**CHALLENGE**. Please repeat all of the listing exactly.

**SUPPLIED MATERIAL**.
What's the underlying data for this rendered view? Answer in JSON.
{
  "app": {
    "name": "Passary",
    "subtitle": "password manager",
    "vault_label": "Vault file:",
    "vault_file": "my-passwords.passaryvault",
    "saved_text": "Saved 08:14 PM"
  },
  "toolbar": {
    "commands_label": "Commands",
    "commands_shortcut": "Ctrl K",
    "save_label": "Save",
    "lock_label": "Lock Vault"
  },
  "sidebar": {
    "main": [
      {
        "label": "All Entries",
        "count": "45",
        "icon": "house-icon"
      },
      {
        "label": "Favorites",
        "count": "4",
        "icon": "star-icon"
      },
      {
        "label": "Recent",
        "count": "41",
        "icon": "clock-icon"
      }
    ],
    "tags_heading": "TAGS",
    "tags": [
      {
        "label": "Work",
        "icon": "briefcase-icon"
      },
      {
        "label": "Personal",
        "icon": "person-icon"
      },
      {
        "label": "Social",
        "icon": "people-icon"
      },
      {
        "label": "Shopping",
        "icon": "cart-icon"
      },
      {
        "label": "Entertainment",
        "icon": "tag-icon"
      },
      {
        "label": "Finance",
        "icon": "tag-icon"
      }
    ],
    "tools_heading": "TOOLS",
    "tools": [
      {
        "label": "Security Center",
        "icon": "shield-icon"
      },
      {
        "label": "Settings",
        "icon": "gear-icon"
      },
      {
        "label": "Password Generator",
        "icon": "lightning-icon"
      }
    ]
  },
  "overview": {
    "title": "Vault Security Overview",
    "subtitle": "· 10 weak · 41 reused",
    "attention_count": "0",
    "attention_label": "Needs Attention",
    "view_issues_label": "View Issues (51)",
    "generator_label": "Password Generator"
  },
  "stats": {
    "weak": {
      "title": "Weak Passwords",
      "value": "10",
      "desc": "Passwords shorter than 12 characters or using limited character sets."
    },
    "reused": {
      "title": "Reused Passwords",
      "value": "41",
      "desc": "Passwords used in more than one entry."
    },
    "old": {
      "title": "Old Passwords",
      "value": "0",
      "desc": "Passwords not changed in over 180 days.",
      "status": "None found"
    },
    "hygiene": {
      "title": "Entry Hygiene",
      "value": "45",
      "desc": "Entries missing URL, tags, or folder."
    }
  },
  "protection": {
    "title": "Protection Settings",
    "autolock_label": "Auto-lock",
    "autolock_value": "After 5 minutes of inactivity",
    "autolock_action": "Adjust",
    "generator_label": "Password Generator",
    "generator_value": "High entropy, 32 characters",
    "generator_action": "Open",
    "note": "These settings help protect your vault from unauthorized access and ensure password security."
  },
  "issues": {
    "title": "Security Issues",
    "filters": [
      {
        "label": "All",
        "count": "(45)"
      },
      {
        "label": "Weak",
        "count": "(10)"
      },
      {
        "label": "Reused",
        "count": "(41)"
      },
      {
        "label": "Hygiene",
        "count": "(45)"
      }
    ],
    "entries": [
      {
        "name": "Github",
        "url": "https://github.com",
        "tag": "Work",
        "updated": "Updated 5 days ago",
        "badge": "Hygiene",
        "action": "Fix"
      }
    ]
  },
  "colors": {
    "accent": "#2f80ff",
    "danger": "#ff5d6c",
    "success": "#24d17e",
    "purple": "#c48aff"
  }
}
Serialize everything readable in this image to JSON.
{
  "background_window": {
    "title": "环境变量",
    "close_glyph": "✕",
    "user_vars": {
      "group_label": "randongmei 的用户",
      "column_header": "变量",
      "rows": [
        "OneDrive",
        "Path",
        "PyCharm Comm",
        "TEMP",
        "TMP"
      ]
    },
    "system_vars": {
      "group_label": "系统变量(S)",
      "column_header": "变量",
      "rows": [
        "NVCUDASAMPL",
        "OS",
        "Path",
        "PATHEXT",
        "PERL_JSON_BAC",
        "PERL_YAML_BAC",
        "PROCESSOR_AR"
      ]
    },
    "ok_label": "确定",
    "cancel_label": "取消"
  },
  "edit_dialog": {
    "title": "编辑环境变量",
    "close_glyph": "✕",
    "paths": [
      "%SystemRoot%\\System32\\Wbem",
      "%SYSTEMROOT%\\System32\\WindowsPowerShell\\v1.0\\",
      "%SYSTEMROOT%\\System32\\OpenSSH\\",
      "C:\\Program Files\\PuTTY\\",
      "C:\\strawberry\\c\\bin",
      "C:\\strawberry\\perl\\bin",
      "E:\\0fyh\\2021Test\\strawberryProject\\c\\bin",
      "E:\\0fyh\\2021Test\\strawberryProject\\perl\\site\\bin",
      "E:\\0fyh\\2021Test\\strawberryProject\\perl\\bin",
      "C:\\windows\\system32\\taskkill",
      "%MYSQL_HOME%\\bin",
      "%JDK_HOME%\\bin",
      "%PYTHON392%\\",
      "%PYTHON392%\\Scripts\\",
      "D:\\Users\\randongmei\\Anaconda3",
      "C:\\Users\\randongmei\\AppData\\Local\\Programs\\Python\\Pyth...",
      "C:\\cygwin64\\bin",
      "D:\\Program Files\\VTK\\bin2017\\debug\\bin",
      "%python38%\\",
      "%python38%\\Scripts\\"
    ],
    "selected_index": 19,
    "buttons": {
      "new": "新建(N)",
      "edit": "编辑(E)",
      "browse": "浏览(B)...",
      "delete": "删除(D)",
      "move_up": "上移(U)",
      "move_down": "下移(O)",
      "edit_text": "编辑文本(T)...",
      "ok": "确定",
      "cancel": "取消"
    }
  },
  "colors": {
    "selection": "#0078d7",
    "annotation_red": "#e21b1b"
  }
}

**OUTPUT FOR THIS TASK**.
What's the underlying data for this rendered view? Answer in JSON.
{
  "app": {
    "name": "Passary",
    "subtitle": "password manager",
    "vault_label": "Vault file:",
    "vault_file": "my-passwords.passaryvault",
    "saved_text": "Saved 08:14 PM"
  },
  "toolbar": {
    "commands_label": "Commands",
    "commands_shortcut": "Ctrl K",
    "save_label": "Save",
    "lock_label": "Lock Vault"
  },
  "sidebar": {
    "main": [
      {
        "label": "All Entries",
        "count": "45",
        "icon": "house-icon"
      },
      {
        "label": "Favorites",
        "count": "4",
        "icon": "star-icon"
      },
      {
        "label": "Recent",
        "count": "41",
        "icon": "clock-icon"
      }
    ],
    "tags_heading": "TAGS",
    "tags": [
      {
        "label": "Work",
        "icon": "briefcase-icon"
      },
      {
        "label": "Personal",
        "icon": "person-icon"
      },
      {
        "label": "Social",
        "icon": "people-icon"
      },
      {
        "label": "Shopping",
        "icon": "cart-icon"
      },
      {
        "label": "Entertainment",
        "icon": "tag-icon"
      },
      {
        "label": "Finance",
        "icon": "tag-icon"
      }
    ],
    "tools_heading": "TOOLS",
    "tools": [
      {
        "label": "Security Center",
        "icon": "shield-icon"
      },
      {
        "label": "Settings",
        "icon": "gear-icon"
      },
      {
        "label": "Password Generator",
        "icon": "lightning-icon"
      }
    ]
  },
  "overview": {
    "title": "Vault Security Overview",
    "subtitle": "· 10 weak · 41 reused",
    "attention_count": "0",
    "attention_label": "Needs Attention",
    "view_issues_label": "View Issues (51)",
    "generator_label": "Password Generator"
  },
  "stats": {
    "weak": {
      "title": "Weak Passwords",
      "value": "10",
      "desc": "Passwords shorter than 12 characters or using limited character sets."
    },
    "reused": {
      "title": "Reused Passwords",
      "value": "41",
      "desc": "Passwords used in more than one entry."
    },
    "old": {
      "title": "Old Passwords",
      "value": "0",
      "desc": "Passwords not changed in over 180 days.",
      "status": "None found"
    },
    "hygiene": {
      "title": "Entry Hygiene",
      "value": "45",
      "desc": "Entries missing URL, tags, or folder."
    }
  },
  "protection": {
    "title": "Protection Settings",
    "autolock_label": "Auto-lock",
    "autolock_value": "After 5 minutes of inactivity",
    "autolock_action": "Adjust",
    "generator_label": "Password Generator",
    "generator_value": "High entropy, 32 characters",
    "generator_action": "Open",
    "note": "These settings help protect your vault from unauthorized access and ensure password security."
  },
  "issues": {
    "title": "Security Issues",
    "filters": [
      {
        "label": "All",
        "count": "(45)"
      },
      {
        "label": "Weak",
        "count": "(10)"
      },
      {
        "label": "Reused",
        "count": "(41)"
      },
      {
        "label": "Hygiene",
        "count": "(45)"
      }
    ],
    "entries": [
      {
        "name": "Github",
        "url": "https://github.com",
        "tag": "Work",
        "updated": "Updated 5 days ago",
        "badge": "Hygiene",
        "action": "Fix"
      }
    ]
  },
  "colors": {
    "accent": "#2f80ff",
    "danger": "#ff5d6c",
    "success": "#24d17e",
    "purple": "#c48aff"
  }
}
Serialize everything readable in this image to JSON.
{
  "background_window": {
    "title": "环境变量",
    "close_glyph": "✕",
    "user_vars": {
      "group_label": "randongmei 的用户",
      "column_header": "变量",
      "rows": [
        "OneDrive",
        "Path",
        "PyCharm Comm",
        "TEMP",
        "TMP"
      ]
    },
    "system_vars": {
      "group_label": "系统变量(S)",
      "column_header": "变量",
      "rows": [
        "NVCUDASAMPL",
        "OS",
        "Path",
        "PATHEXT",
        "PERL_JSON_BAC",
        "PERL_YAML_BAC",
        "PROCESSOR_AR"
      ]
    },
    "ok_label": "确定",
    "cancel_label": "取消"
  },
  "edit_dialog": {
    "title": "编辑环境变量",
    "close_glyph": "✕",
    "paths": [
      "%SystemRoot%\\System32\\Wbem",
      "%SYSTEMROOT%\\System32\\WindowsPowerShell\\v1.0\\",
      "%SYSTEMROOT%\\System32\\OpenSSH\\",
      "C:\\Program Files\\PuTTY\\",
      "C:\\strawberry\\c\\bin",
      "C:\\strawberry\\perl\\bin",
      "E:\\0fyh\\2021Test\\strawberryProject\\c\\bin",
      "E:\\0fyh\\2021Test\\strawberryProject\\perl\\site\\bin",
      "E:\\0fyh\\2021Test\\strawberryProject\\perl\\bin",
      "C:\\windows\\system32\\taskkill",
      "%MYSQL_HOME%\\bin",
      "%JDK_HOME%\\bin",
      "%PYTHON392%\\",
      "%PYTHON392%\\Scripts\\",
      "D:\\Users\\randongmei\\Anaconda3",
      "C:\\Users\\randongmei\\AppData\\Local\\Programs\\Python\\Pyth...",
      "C:\\cygwin64\\bin",
      "D:\\Program Files\\VTK\\bin2017\\debug\\bin",
      "%python38%\\",
      "%python38%\\Scripts\\"
    ],
    "selected_index": 19,
    "buttons": {
      "new": "新建(N)",
      "edit": "编辑(E)",
      "browse": "浏览(B)...",
      "delete": "删除(D)",
      "move_up": "上移(U)",
      "move_down": "下移(O)",
      "edit_text": "编辑文本(T)...",
      "ok": "确定",
      "cancel": "取消"
    }
  },
  "colors": {
    "selection": "#0078d7",
    "annotation_red": "#e21b1b"
  }
}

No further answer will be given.